[Dataset records]

## BEGIN

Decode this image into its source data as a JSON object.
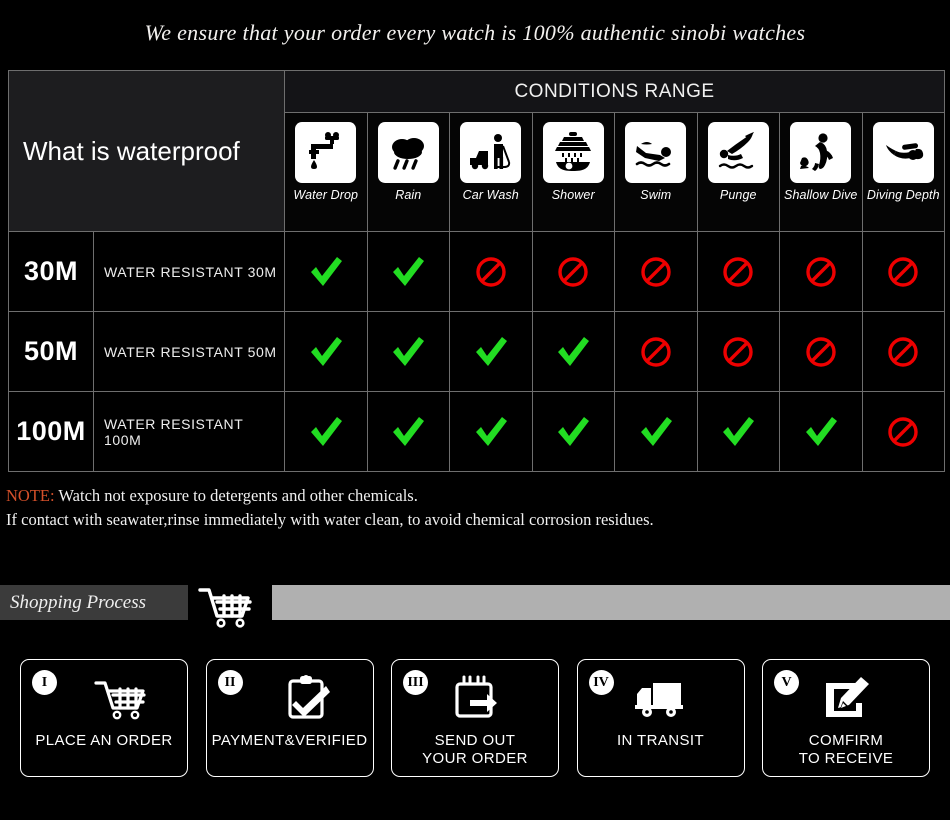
{
  "headline": "We ensure that your order every watch is 100% authentic sinobi watches",
  "table": {
    "title": "What is waterproof",
    "conditions_header": "CONDITIONS RANGE",
    "columns": [
      {
        "label": "Water Drop",
        "icon": "faucet-drop-icon"
      },
      {
        "label": "Rain",
        "icon": "rain-cloud-icon"
      },
      {
        "label": "Car Wash",
        "icon": "car-wash-icon"
      },
      {
        "label": "Shower",
        "icon": "shower-icon"
      },
      {
        "label": "Swim",
        "icon": "swimmer-icon"
      },
      {
        "label": "Punge",
        "icon": "plunge-dive-icon"
      },
      {
        "label": "Shallow Dive",
        "icon": "shallow-dive-icon"
      },
      {
        "label": "Diving Depth",
        "icon": "scuba-diver-icon"
      }
    ],
    "rows": [
      {
        "depth": "30M",
        "description": "WATER RESISTANT  30M",
        "marks": [
          "yes",
          "yes",
          "no",
          "no",
          "no",
          "no",
          "no",
          "no"
        ]
      },
      {
        "depth": "50M",
        "description": "WATER RESISTANT 50M",
        "marks": [
          "yes",
          "yes",
          "yes",
          "yes",
          "no",
          "no",
          "no",
          "no"
        ]
      },
      {
        "depth": "100M",
        "description": "WATER RESISTANT  100M",
        "marks": [
          "yes",
          "yes",
          "yes",
          "yes",
          "yes",
          "yes",
          "yes",
          "no"
        ]
      }
    ],
    "mark_icons": {
      "yes": "green-check-icon",
      "no": "red-prohibition-icon"
    },
    "colors": {
      "check": "#22dd22",
      "prohibition": "#ee0000",
      "border": "#6e6e6e"
    }
  },
  "note": {
    "label": "NOTE:",
    "line1": " Watch not exposure to detergents and other chemicals.",
    "line2": "If contact with seawater,rinse immediately with water clean, to avoid chemical corrosion residues.",
    "label_color": "#d4502a"
  },
  "shopping_process": {
    "title": "Shopping Process",
    "cart_icon": "shopping-cart-icon",
    "bar_color": "#b0b0b0",
    "label_bg": "#3b3b3b"
  },
  "steps": [
    {
      "numeral": "I",
      "label": "PLACE AN ORDER",
      "icon": "shopping-cart-icon"
    },
    {
      "numeral": "II",
      "label": "PAYMENT&VERIFIED",
      "icon": "clipboard-check-icon"
    },
    {
      "numeral": "III",
      "label": "SEND OUT\nYOUR ORDER",
      "icon": "calendar-arrow-icon"
    },
    {
      "numeral": "IV",
      "label": "IN TRANSIT",
      "icon": "delivery-truck-icon"
    },
    {
      "numeral": "V",
      "label": "COMFIRM\nTO RECEIVE",
      "icon": "note-pencil-icon"
    }
  ]
}
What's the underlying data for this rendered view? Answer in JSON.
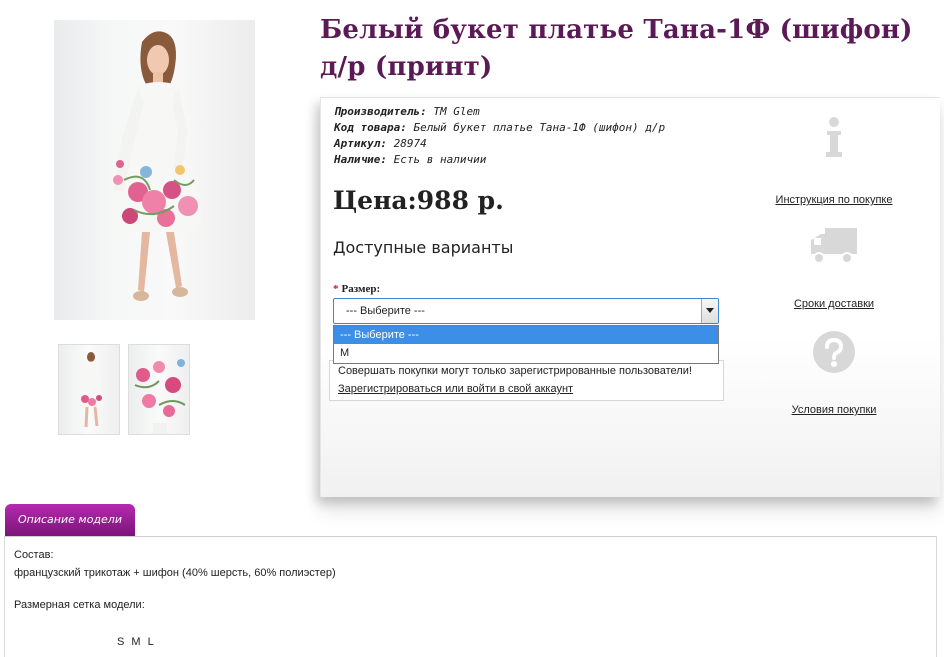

## END

* _Short task_:
In your copy of the listing above, reproduce each line exactly and omit all pictures.

* _Reply_:
Decode this image into its source data as a JSON object.
{
  "headline": "We ensure that your order every watch is 100% authentic sinobi watches",
  "table": {
    "title": "What is waterproof",
    "conditions_header": "CONDITIONS RANGE",
    "columns": [
      {
        "label": "Water Drop",
        "icon": "faucet-drop-icon"
      },
      {
        "label": "Rain",
        "icon": "rain-cloud-icon"
      },
      {
        "label": "Car Wash",
        "icon": "car-wash-icon"
      },
      {
        "label": "Shower",
        "icon": "shower-icon"
      },
      {
        "label": "Swim",
        "icon": "swimmer-icon"
      },
      {
        "label": "Punge",
        "icon": "plunge-dive-icon"
      },
      {
        "label": "Shallow Dive",
        "icon": "shallow-dive-icon"
      },
      {
        "label": "Diving Depth",
        "icon": "scuba-diver-icon"
      }
    ],
    "rows": [
      {
        "depth": "30M",
        "description": "WATER RESISTANT  30M",
        "marks": [
          "yes",
          "yes",
          "no",
          "no",
          "no",
          "no",
          "no",
          "no"
        ]
      },
      {
        "depth": "50M",
        "description": "WATER RESISTANT 50M",
        "marks": [
          "yes",
          "yes",
          "yes",
          "yes",
          "no",
          "no",
          "no",
          "no"
        ]
      },
      {
        "depth": "100M",
        "description": "WATER RESISTANT  100M",
        "marks": [
          "yes",
          "yes",
          "yes",
          "yes",
          "yes",
          "yes",
          "yes",
          "no"
        ]
      }
    ],
    "mark_icons": {
      "yes": "green-check-icon",
      "no": "red-prohibition-icon"
    },
    "colors": {
      "check": "#22dd22",
      "prohibition": "#ee0000",
      "border": "#6e6e6e"
    }
  },
  "note": {
    "label": "NOTE:",
    "line1": " Watch not exposure to detergents and other chemicals.",
    "line2": "If contact with seawater,rinse immediately with water clean, to avoid chemical corrosion residues.",
    "label_color": "#d4502a"
  },
  "shopping_process": {
    "title": "Shopping Process",
    "cart_icon": "shopping-cart-icon",
    "bar_color": "#b0b0b0",
    "label_bg": "#3b3b3b"
  },
  "steps": [
    {
      "numeral": "I",
      "label": "PLACE AN ORDER",
      "icon": "shopping-cart-icon"
    },
    {
      "numeral": "II",
      "label": "PAYMENT&VERIFIED",
      "icon": "clipboard-check-icon"
    },
    {
      "numeral": "III",
      "label": "SEND OUT\nYOUR ORDER",
      "icon": "calendar-arrow-icon"
    },
    {
      "numeral": "IV",
      "label": "IN TRANSIT",
      "icon": "delivery-truck-icon"
    },
    {
      "numeral": "V",
      "label": "COMFIRM\nTO RECEIVE",
      "icon": "note-pencil-icon"
    }
  ]
}
What's the underlying data for this rendered view? Answer in JSON.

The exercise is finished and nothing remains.